▸ **CHALLENGE**: From the data that follows, copy every line holding the string "this".
::: DATA :::
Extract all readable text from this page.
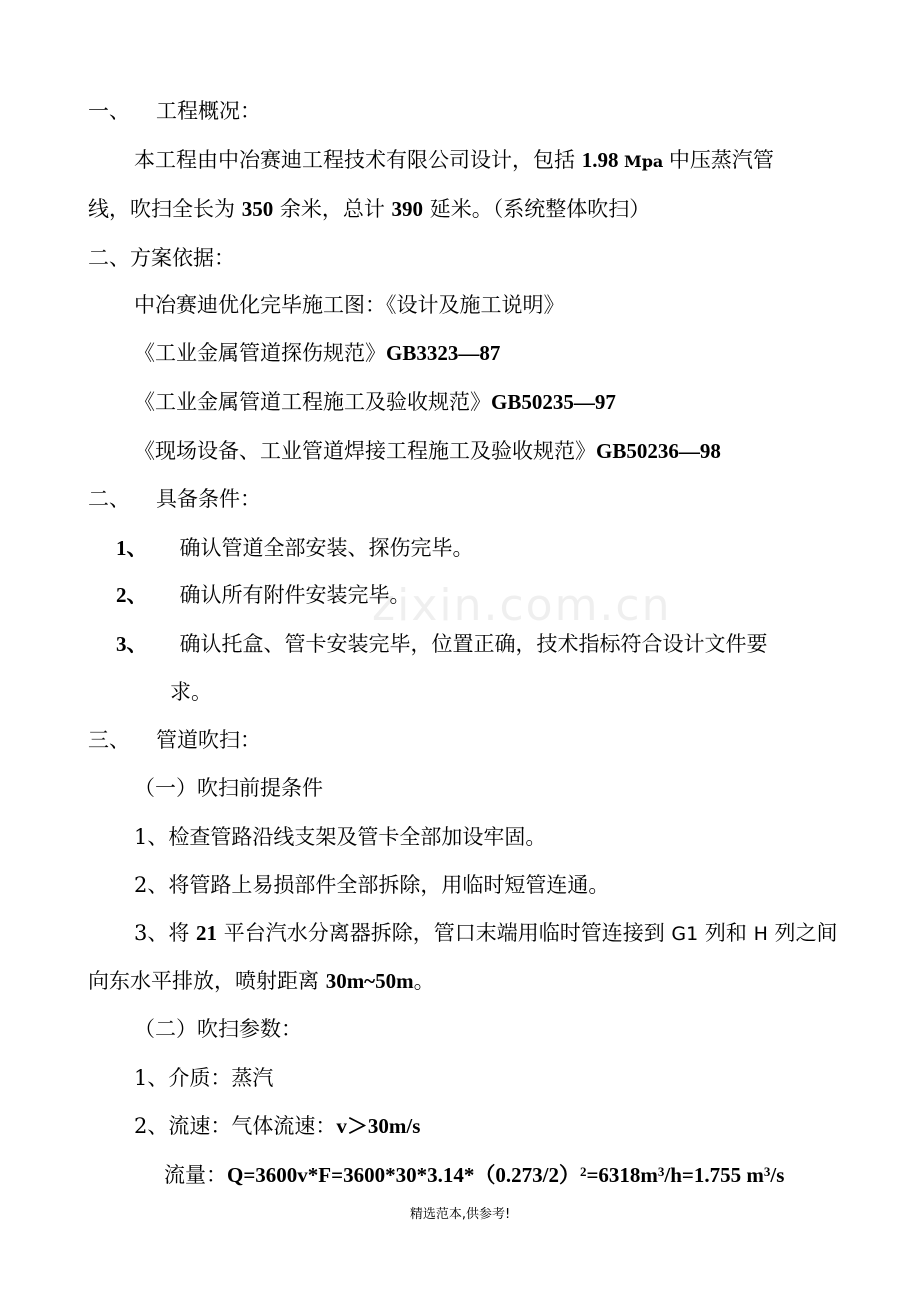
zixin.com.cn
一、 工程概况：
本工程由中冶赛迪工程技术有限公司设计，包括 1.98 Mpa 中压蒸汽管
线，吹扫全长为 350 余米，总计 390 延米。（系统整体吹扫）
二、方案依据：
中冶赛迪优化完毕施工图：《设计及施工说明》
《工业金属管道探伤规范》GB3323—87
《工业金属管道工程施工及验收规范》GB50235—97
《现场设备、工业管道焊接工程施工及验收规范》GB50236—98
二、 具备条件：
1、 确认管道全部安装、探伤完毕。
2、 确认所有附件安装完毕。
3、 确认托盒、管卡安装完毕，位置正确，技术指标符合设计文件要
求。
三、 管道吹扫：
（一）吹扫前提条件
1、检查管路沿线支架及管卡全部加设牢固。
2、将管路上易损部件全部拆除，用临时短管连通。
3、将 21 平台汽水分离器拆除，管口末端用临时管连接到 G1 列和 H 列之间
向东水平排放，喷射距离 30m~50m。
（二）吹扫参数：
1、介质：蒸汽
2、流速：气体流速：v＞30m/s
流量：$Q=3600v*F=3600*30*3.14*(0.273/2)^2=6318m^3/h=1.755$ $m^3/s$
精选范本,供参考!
:::
::: DATA :::
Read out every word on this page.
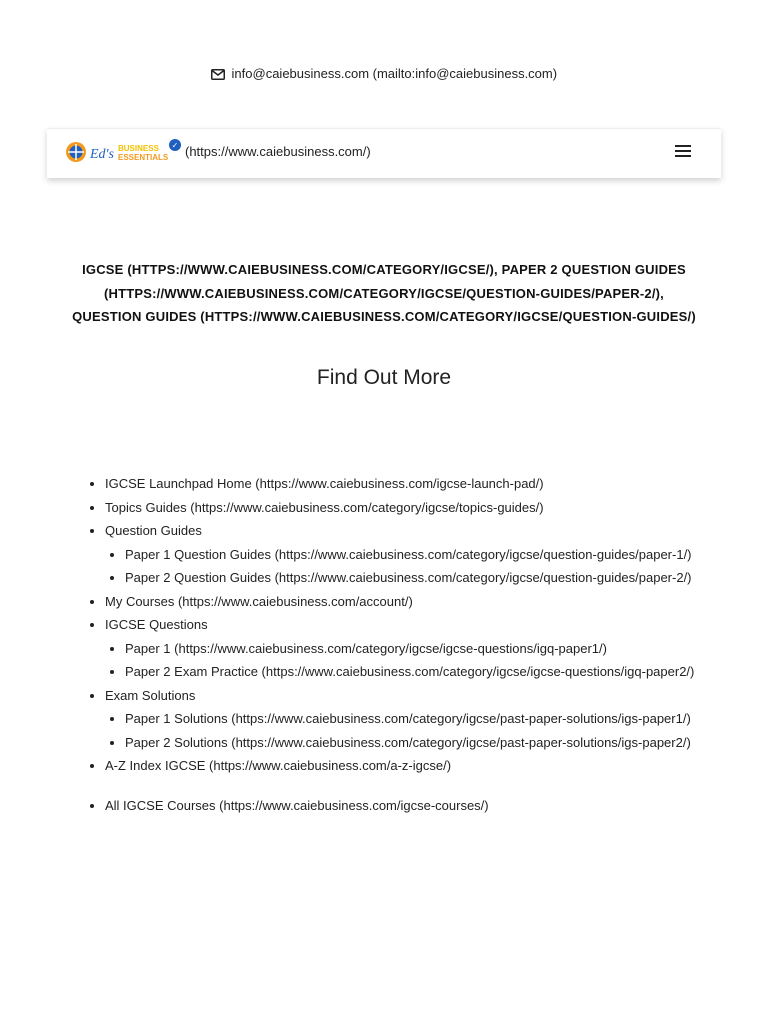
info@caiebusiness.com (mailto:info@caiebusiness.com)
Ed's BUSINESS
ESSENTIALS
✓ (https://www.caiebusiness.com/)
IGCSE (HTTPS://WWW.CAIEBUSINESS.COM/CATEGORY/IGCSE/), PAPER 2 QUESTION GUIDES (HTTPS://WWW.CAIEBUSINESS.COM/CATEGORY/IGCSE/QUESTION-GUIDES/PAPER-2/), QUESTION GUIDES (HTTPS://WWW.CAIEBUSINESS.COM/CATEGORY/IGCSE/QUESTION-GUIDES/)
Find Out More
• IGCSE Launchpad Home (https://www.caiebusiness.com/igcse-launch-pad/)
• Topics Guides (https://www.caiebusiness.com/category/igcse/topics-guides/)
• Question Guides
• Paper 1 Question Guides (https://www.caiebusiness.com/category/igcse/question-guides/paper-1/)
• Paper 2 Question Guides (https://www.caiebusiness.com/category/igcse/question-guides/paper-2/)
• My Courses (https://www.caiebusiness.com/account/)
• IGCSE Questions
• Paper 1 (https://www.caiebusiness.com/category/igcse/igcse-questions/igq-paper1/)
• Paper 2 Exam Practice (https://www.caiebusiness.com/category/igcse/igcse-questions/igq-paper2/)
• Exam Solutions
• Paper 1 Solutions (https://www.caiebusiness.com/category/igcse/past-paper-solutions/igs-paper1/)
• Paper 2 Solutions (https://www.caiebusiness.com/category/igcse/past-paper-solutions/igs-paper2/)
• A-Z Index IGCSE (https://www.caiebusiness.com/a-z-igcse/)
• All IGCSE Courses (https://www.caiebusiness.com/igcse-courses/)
:::
▸ **REPLY TO THE TASK**:
Extract all readable text from this page.
Read out every word on this page.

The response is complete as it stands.